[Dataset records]
## begin
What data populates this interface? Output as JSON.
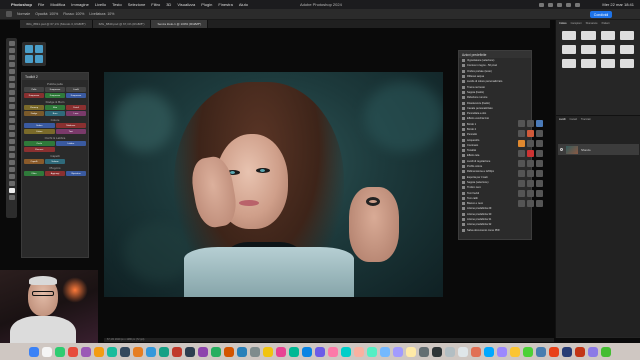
{
  "menubar": {
    "app": "Photoshop",
    "window_title": "Adobe Photoshop 2024",
    "clock": "Mer 22 mar 18:41",
    "items": [
      "File",
      "Modifica",
      "Immagine",
      "Livello",
      "Testo",
      "Selezione",
      "Filtro",
      "3D",
      "Visualizza",
      "Plugin",
      "Finestra",
      "Aiuto"
    ]
  },
  "options_bar": {
    "items": [
      "Normale",
      "Opacità: 100%",
      "Flusso: 100%",
      "Livellatura: 10%"
    ],
    "share_label": "Condividi"
  },
  "tabs": [
    {
      "label": "IMG_8831.psd @ 67,1% (Sfondo 3, RGB/8*)",
      "active": false
    },
    {
      "label": "IMG_8840.psd @ 67,1% (RGB/8*)",
      "active": false
    },
    {
      "label": "Senza titolo-1 @ 100% (RGB/8*)",
      "active": true
    }
  ],
  "toolkit": {
    "title": "Toolkit 2",
    "sections": [
      "Pulizia pelle",
      "Dodge & Burn",
      "Colore",
      "Occhi & Labbra",
      "Capelli",
      "Plug-Ins"
    ],
    "buttons": [
      {
        "label": "Pelle",
        "color": "#444444"
      },
      {
        "label": "Frequenza",
        "color": "#444444"
      },
      {
        "label": "Livelli",
        "color": "#444444"
      },
      {
        "label": "Frequenze",
        "color": "#8a3030"
      },
      {
        "label": "Frequenze",
        "color": "#2f7a3a"
      },
      {
        "label": "Frequenze",
        "color": "#3a5aa0"
      },
      {
        "label": "Cleanup",
        "color": "#7a6a2a"
      },
      {
        "label": "Skin",
        "color": "#2f7a3a"
      },
      {
        "label": "Detail",
        "color": "#8a3030"
      },
      {
        "label": "Dodge",
        "color": "#7a5a2a"
      },
      {
        "label": "Burn",
        "color": "#2f6a7a"
      },
      {
        "label": "Luce",
        "color": "#7a3a6a"
      },
      {
        "label": "Ombre",
        "color": "#3a5aa0"
      },
      {
        "label": "Nitidezza",
        "color": "#8a3030"
      },
      {
        "label": "Colore",
        "color": "#7a6a2a"
      },
      {
        "label": "Toni",
        "color": "#7a3a6a"
      },
      {
        "label": "Occhi",
        "color": "#2f7a3a"
      },
      {
        "label": "Labbra",
        "color": "#3a5aa0"
      },
      {
        "label": "Rimuovi",
        "color": "#8a3030"
      },
      {
        "label": "Capelli",
        "color": "#8a5a2a"
      },
      {
        "label": "Volume",
        "color": "#2f6a7a"
      },
      {
        "label": "Filtro",
        "color": "#2f7a3a"
      },
      {
        "label": "Aggiungi",
        "color": "#8a3030"
      },
      {
        "label": "Ripristina",
        "color": "#3a5aa0"
      }
    ]
  },
  "actions": {
    "title": "Azioni predefinite",
    "items": [
      "Vignettatura (selezione)",
      "Cornice in legno - 50 pixel",
      "Ombre portate (testo)",
      "Riflesso acqua",
      "Livello di colore personalizzato",
      "Trama nel testo",
      "Seppia (livello)",
      "Riduzione rumore",
      "Dissolvenza (livello)",
      "Canale personalizzato",
      "Pennellata a olio",
      "Effetto vecchia foto",
      "Bordo 1",
      "Bordo 2",
      "Pennello",
      "Acquerello",
      "Contrasto",
      "Tonalità",
      "Effetto tela",
      "Livelli di regolazione",
      "Profilo colore",
      "Ridimensiona a 1200px",
      "Esporta per il web",
      "Seppia (selezione)",
      "Timbro nero",
      "Toni freddi",
      "Toni caldi",
      "Bianco e nero",
      "Azione predefinita 29",
      "Azione predefinita 30",
      "Azione predefinita 31",
      "Azione predefinita 32",
      "Salva documento come PDF"
    ]
  },
  "right_dock": {
    "top_tabs": [
      "Colore",
      "Campioni",
      "Sfumature",
      "Pattern"
    ],
    "layers_tabs": [
      "Livelli",
      "Canali",
      "Tracciati"
    ],
    "layer_name": "Sfondo"
  },
  "status": "67,1%  1920 px x 1280 px (72 ppi)"
}
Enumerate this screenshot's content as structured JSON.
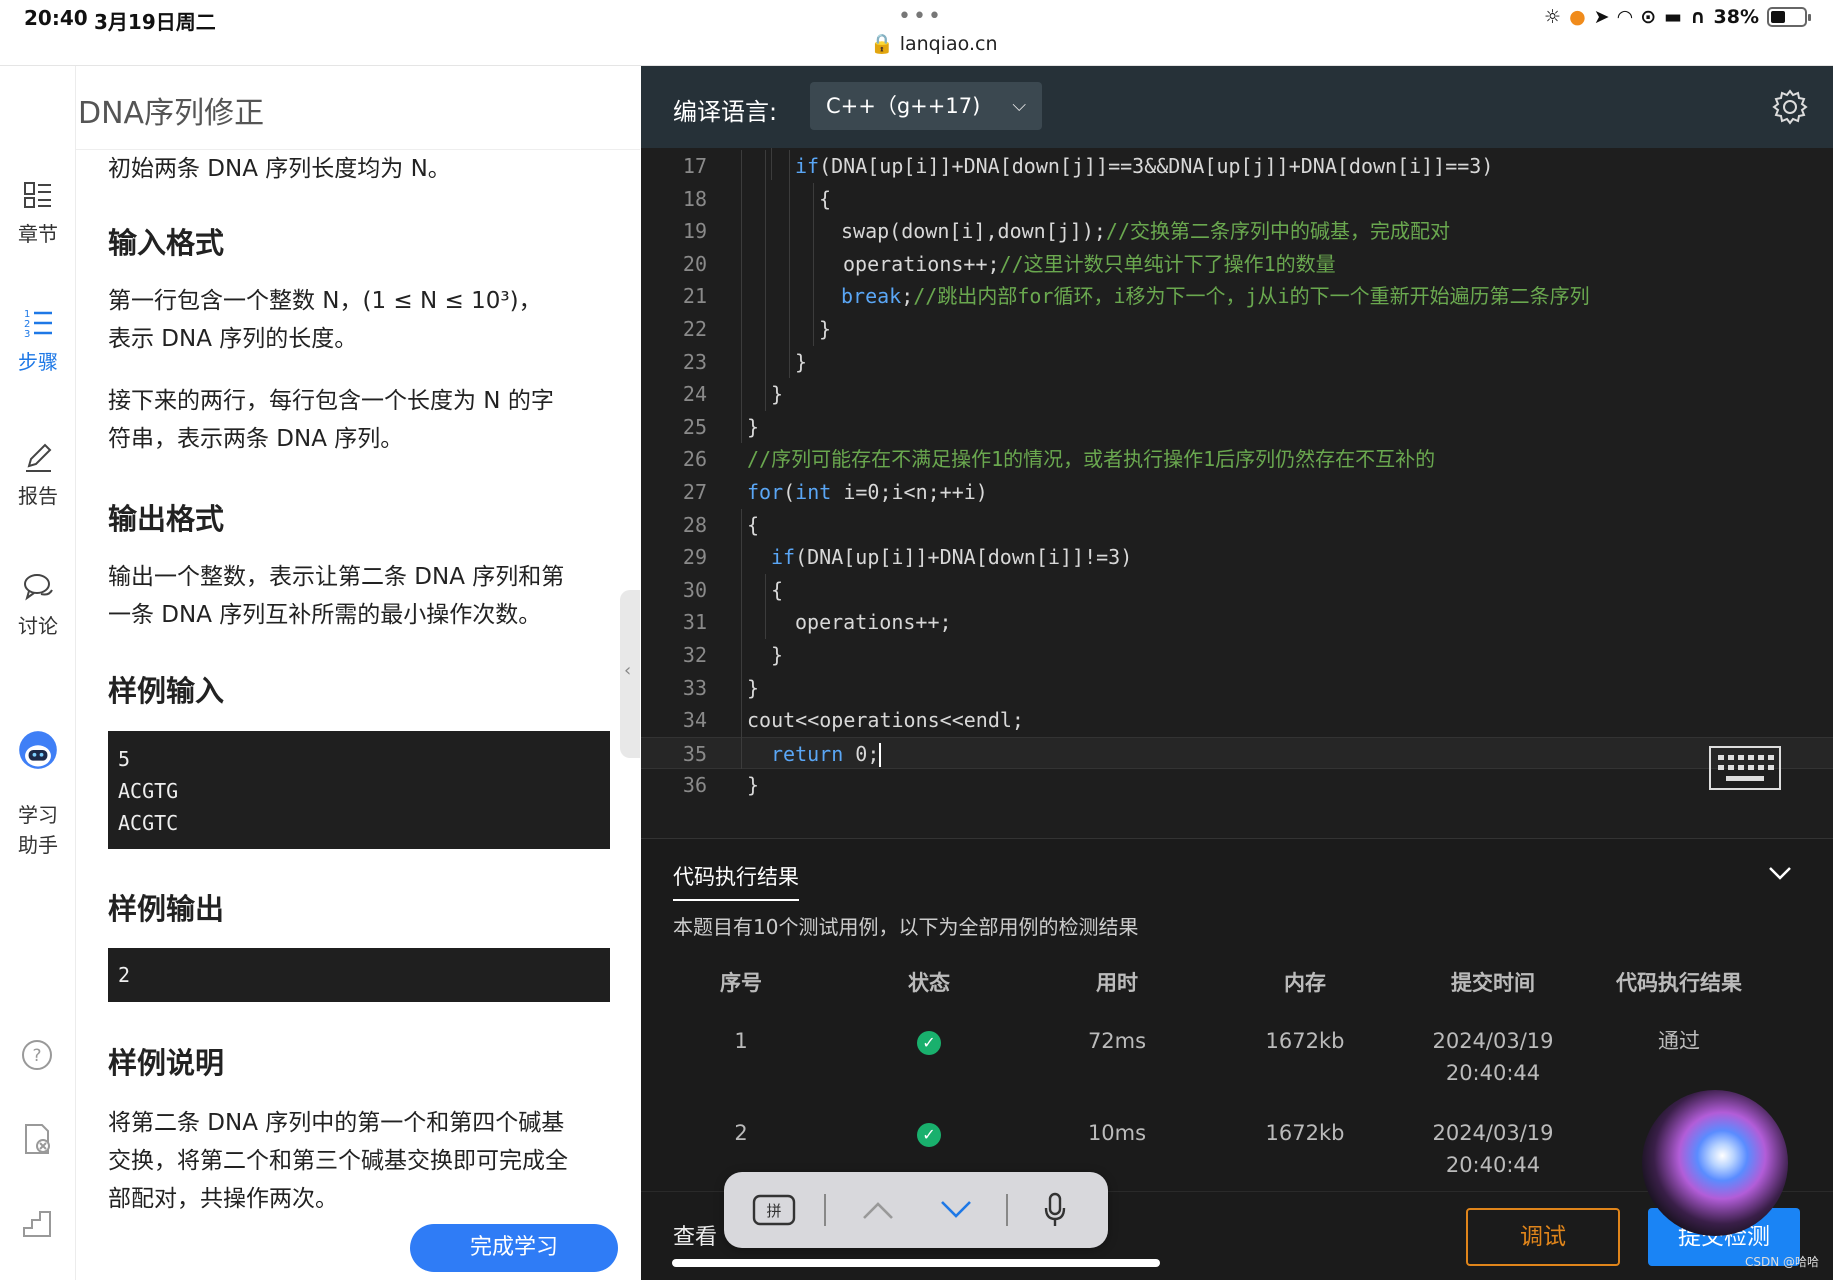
{
  "status_bar": {
    "time": "20:40",
    "date": "3月19日周二",
    "url": "lanqiao.cn",
    "battery": "38%",
    "battery_level": 0.38
  },
  "left_header": {
    "title": "DNA序列修正"
  },
  "rail": {
    "items": [
      {
        "label": "章节",
        "icon": "grid-list-icon"
      },
      {
        "label": "步骤",
        "icon": "numbered-list-icon",
        "active": true
      },
      {
        "label": "报告",
        "icon": "pencil-icon"
      },
      {
        "label": "讨论",
        "icon": "chat-bubbles-icon"
      },
      {
        "label": "学习\n助手",
        "icon": "robot-avatar-icon"
      }
    ],
    "bottom_icons": [
      "help-circle-icon",
      "document-close-icon",
      "stairs-chart-icon"
    ]
  },
  "problem": {
    "intro": "初始两条 DNA 序列长度均为 N。",
    "input_heading": "输入格式",
    "input_p1_line1": "第一行包含一个整数 N，(1 ≤ N ≤ 10³)，",
    "input_p1_line2": "表示 DNA 序列的长度。",
    "input_p2_line1": "接下来的两行，每行包含一个长度为 N 的字",
    "input_p2_line2": "符串，表示两条 DNA 序列。",
    "output_heading": "输出格式",
    "output_p_line1": "输出一个整数，表示让第二条 DNA 序列和第",
    "output_p_line2": "一条 DNA 序列互补所需的最小操作次数。",
    "sample_input_heading": "样例输入",
    "sample_input_lines": [
      "5",
      "ACGTG",
      "ACGTC"
    ],
    "sample_output_heading": "样例输出",
    "sample_output": "2",
    "sample_explain_heading": "样例说明",
    "sample_explain_line1": "将第二条 DNA 序列中的第一个和第四个碱基",
    "sample_explain_line2": "交换，将第二个和第三个碱基交换即可完成全",
    "sample_explain_line3": "部配对，共操作两次。"
  },
  "finish_button": "完成学习",
  "editor": {
    "lang_label": "编译语言:",
    "lang_value": "C++（g++17)",
    "lines": [
      {
        "n": "17",
        "parts": [
          [
            "kw",
            "if"
          ],
          [
            "t",
            "(DNA[up[i]]+DNA[down[j]]==3&&DNA[up[j]]+DNA[down[i]]==3)"
          ]
        ]
      },
      {
        "n": "18",
        "parts": [
          [
            "t",
            "{"
          ]
        ]
      },
      {
        "n": "19",
        "parts": [
          [
            "t",
            "swap(down[i],down[j]);"
          ],
          [
            "cm",
            "//交换第二条序列中的碱基，完成配对"
          ]
        ]
      },
      {
        "n": "20",
        "parts": [
          [
            "t",
            "operations++;"
          ],
          [
            "cm",
            "//这里计数只单纯计下了操作1的数量"
          ]
        ]
      },
      {
        "n": "21",
        "parts": [
          [
            "kw",
            "break"
          ],
          [
            "t",
            ";"
          ],
          [
            "cm",
            "//跳出内部for循环，i移为下一个，j从i的下一个重新开始遍历第二条序列"
          ]
        ]
      },
      {
        "n": "22",
        "parts": [
          [
            "t",
            "}"
          ]
        ]
      },
      {
        "n": "23",
        "parts": [
          [
            "t",
            "}"
          ]
        ]
      },
      {
        "n": "24",
        "parts": [
          [
            "t",
            "}"
          ]
        ]
      },
      {
        "n": "25",
        "parts": [
          [
            "t",
            "}"
          ]
        ]
      },
      {
        "n": "26",
        "parts": [
          [
            "cm",
            "//序列可能存在不满足操作1的情况，或者执行操作1后序列仍然存在不互补的"
          ]
        ]
      },
      {
        "n": "27",
        "parts": [
          [
            "kw",
            "for"
          ],
          [
            "t",
            "("
          ],
          [
            "kw",
            "int"
          ],
          [
            "t",
            " i=0;i<n;++i)"
          ]
        ]
      },
      {
        "n": "28",
        "parts": [
          [
            "t",
            "{"
          ]
        ]
      },
      {
        "n": "29",
        "parts": [
          [
            "kw",
            "if"
          ],
          [
            "t",
            "(DNA[up[i]]+DNA[down[i]]!=3)"
          ]
        ]
      },
      {
        "n": "30",
        "parts": [
          [
            "t",
            "{"
          ]
        ]
      },
      {
        "n": "31",
        "parts": [
          [
            "t",
            "operations++;"
          ]
        ]
      },
      {
        "n": "32",
        "parts": [
          [
            "t",
            "}"
          ]
        ]
      },
      {
        "n": "33",
        "parts": [
          [
            "t",
            "}"
          ]
        ]
      },
      {
        "n": "34",
        "parts": [
          [
            "t",
            "cout<<operations<<endl;"
          ]
        ]
      },
      {
        "n": "35",
        "parts": [
          [
            "kw",
            "return"
          ],
          [
            "t",
            " 0;"
          ]
        ]
      },
      {
        "n": "36",
        "parts": [
          [
            "t",
            "}"
          ]
        ]
      }
    ]
  },
  "results": {
    "tab": "代码执行结果",
    "description": "本题目有10个测试用例，以下为全部用例的检测结果",
    "headers": [
      "序号",
      "状态",
      "用时",
      "内存",
      "提交时间",
      "代码执行结果"
    ],
    "rows": [
      {
        "no": "1",
        "status": "pass",
        "time": "72ms",
        "memory": "1672kb",
        "date": "2024/03/19",
        "clock": "20:40:44",
        "result": "通过"
      },
      {
        "no": "2",
        "status": "pass",
        "time": "10ms",
        "memory": "1672kb",
        "date": "2024/03/19",
        "clock": "20:40:44",
        "result": ""
      }
    ],
    "view_more": "查看",
    "debug_button": "调试",
    "submit_button": "提交检测",
    "watermark": "CSDN @哈哈"
  },
  "keyboard_toolbar": {
    "items": [
      "pinyin-key-icon",
      "chevron-up-icon",
      "chevron-down-icon",
      "microphone-icon"
    ]
  },
  "colors": {
    "accent": "#1e78e6",
    "editor_bg": "#1e1e1e",
    "header_bg": "#263138",
    "keyword": "#5aa6f5",
    "comment": "#6aa84f",
    "debug": "#e0851b",
    "submit": "#1a84f5",
    "pass": "#19b06d"
  }
}
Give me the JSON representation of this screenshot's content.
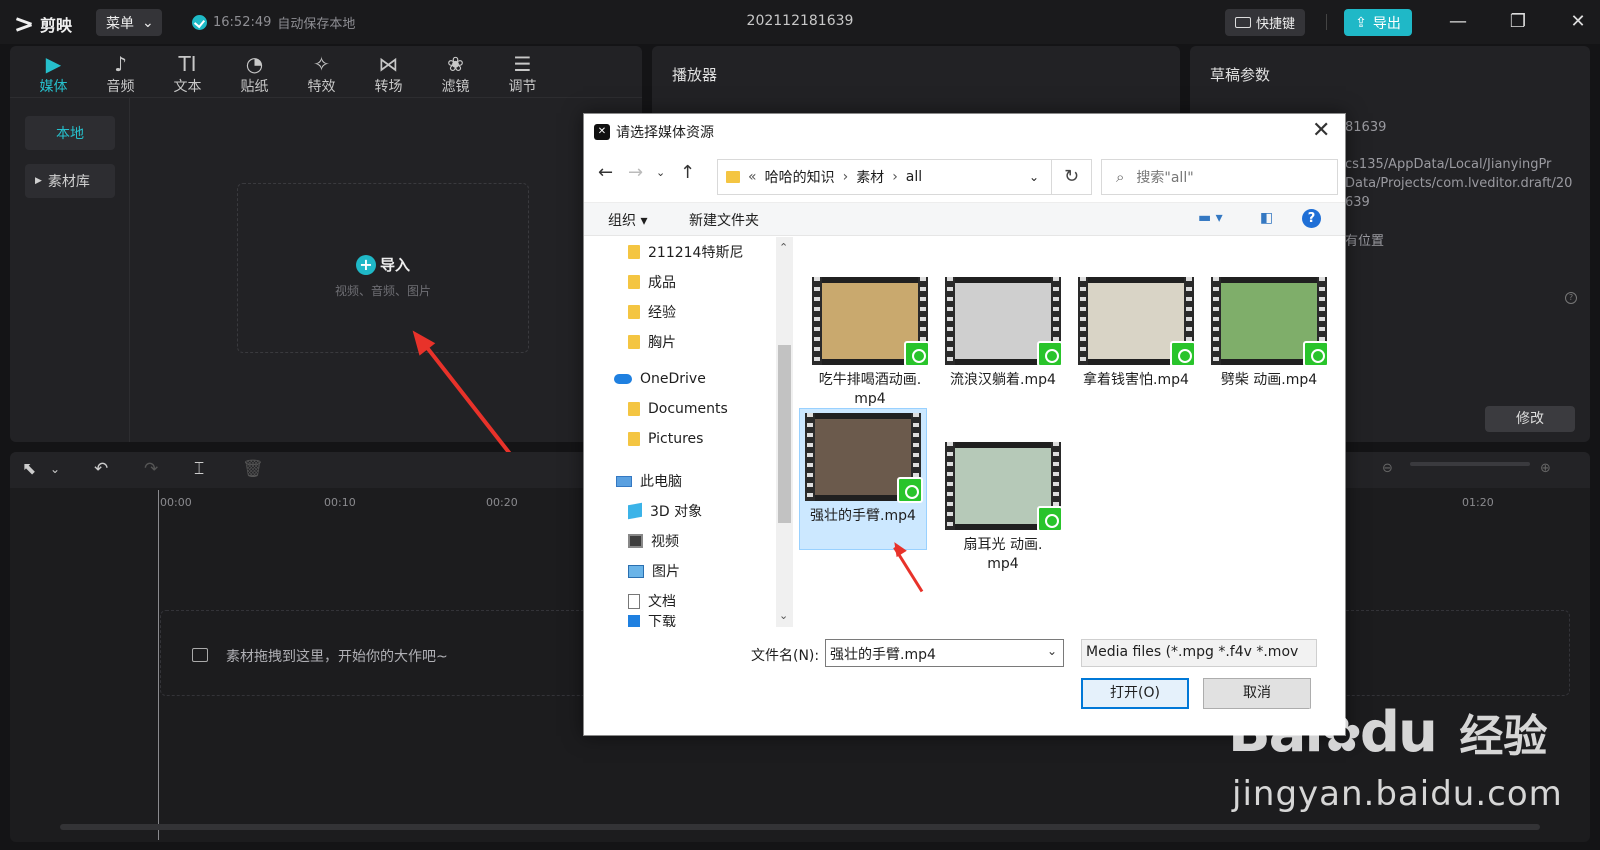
{
  "app": {
    "name": "剪映",
    "menu_label": "菜单",
    "autosave_time": "16:52:49",
    "autosave_text": "自动保存本地",
    "project_title": "202112181639",
    "shortcut_label": "快捷键",
    "export_label": "导出"
  },
  "media_tabs": [
    {
      "label": "媒体",
      "icon": "▶"
    },
    {
      "label": "音频",
      "icon": "♪"
    },
    {
      "label": "文本",
      "icon": "TI"
    },
    {
      "label": "贴纸",
      "icon": "◔"
    },
    {
      "label": "特效",
      "icon": "✧"
    },
    {
      "label": "转场",
      "icon": "⋈"
    },
    {
      "label": "滤镜",
      "icon": "❀"
    },
    {
      "label": "调节",
      "icon": "☰"
    }
  ],
  "media_side": {
    "local": "本地",
    "library": "素材库"
  },
  "import": {
    "title": "导入",
    "subtitle": "视频、音频、图片"
  },
  "player": {
    "title": "播放器"
  },
  "draft": {
    "title": "草稿参数",
    "line1": "81639",
    "line2": "cs135/AppData/Local/JianyingPr",
    "line3": "Data/Projects/com.lveditor.draft/20",
    "line4": "639",
    "line5": "有位置",
    "modify_label": "修改"
  },
  "timeline": {
    "ruler": [
      "00:00",
      "00:10",
      "00:20",
      "01:20"
    ],
    "drop_text": "素材拖拽到这里，开始你的大作吧~"
  },
  "dialog": {
    "title": "请选择媒体资源",
    "breadcrumb": [
      "哈哈的知识",
      "素材",
      "all"
    ],
    "breadcrumb_prefix": "«",
    "search_placeholder": "搜索\"all\"",
    "organize": "组织 ▾",
    "new_folder": "新建文件夹",
    "tree": [
      {
        "label": "211214特斯尼",
        "icon": "folder"
      },
      {
        "label": "成品",
        "icon": "folder"
      },
      {
        "label": "经验",
        "icon": "folder"
      },
      {
        "label": "胸片",
        "icon": "folder"
      },
      {
        "label": "OneDrive",
        "icon": "cloud"
      },
      {
        "label": "Documents",
        "icon": "folder"
      },
      {
        "label": "Pictures",
        "icon": "folder"
      },
      {
        "label": "此电脑",
        "icon": "pc"
      },
      {
        "label": "3D 对象",
        "icon": "cube"
      },
      {
        "label": "视频",
        "icon": "video"
      },
      {
        "label": "图片",
        "icon": "picture"
      },
      {
        "label": "文档",
        "icon": "document"
      },
      {
        "label": "下载",
        "icon": "download"
      }
    ],
    "files": [
      {
        "name": "吃牛排喝酒动画.mp4",
        "name_l1": "吃牛排喝酒动画.",
        "name_l2": "mp4",
        "scene": "#c9a96e"
      },
      {
        "name": "流浪汉躺着.mp4",
        "name_l1": "流浪汉躺着.mp4",
        "name_l2": "",
        "scene": "#cfcfcf"
      },
      {
        "name": "拿着钱害怕.mp4",
        "name_l1": "拿着钱害怕.mp4",
        "name_l2": "",
        "scene": "#d9d4c6"
      },
      {
        "name": "劈柴 动画.mp4",
        "name_l1": "劈柴 动画.mp4",
        "name_l2": "",
        "scene": "#7fae6a"
      },
      {
        "name": "强壮的手臂.mp4",
        "name_l1": "强壮的手臂.mp4",
        "name_l2": "",
        "scene": "#6b5a4c"
      },
      {
        "name": "扇耳光 动画.mp4",
        "name_l1": "扇耳光 动画.",
        "name_l2": "mp4",
        "scene": "#b6c9b8"
      }
    ],
    "file_name_label": "文件名(N):",
    "file_name_value": "强壮的手臂.mp4",
    "file_type_value": "Media files (*.mpg *.f4v *.mov",
    "open_label": "打开(O)",
    "cancel_label": "取消"
  },
  "watermark": {
    "brand": "Bai",
    "du": "du",
    "jingyan": "经验",
    "url": "jingyan.baidu.com"
  },
  "colors": {
    "accent": "#1fb8c7",
    "background": "#141416",
    "panel": "#222225",
    "badge": "#29c42b"
  }
}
## end
**Directions for this task**
Select every line of the material above holding the word "JSON" and copy it.

**The output**
What data populates this interface? Output as JSON.
Enumerate this screenshot's content as structured JSON.
Give me the JSON representation of this screenshot's content.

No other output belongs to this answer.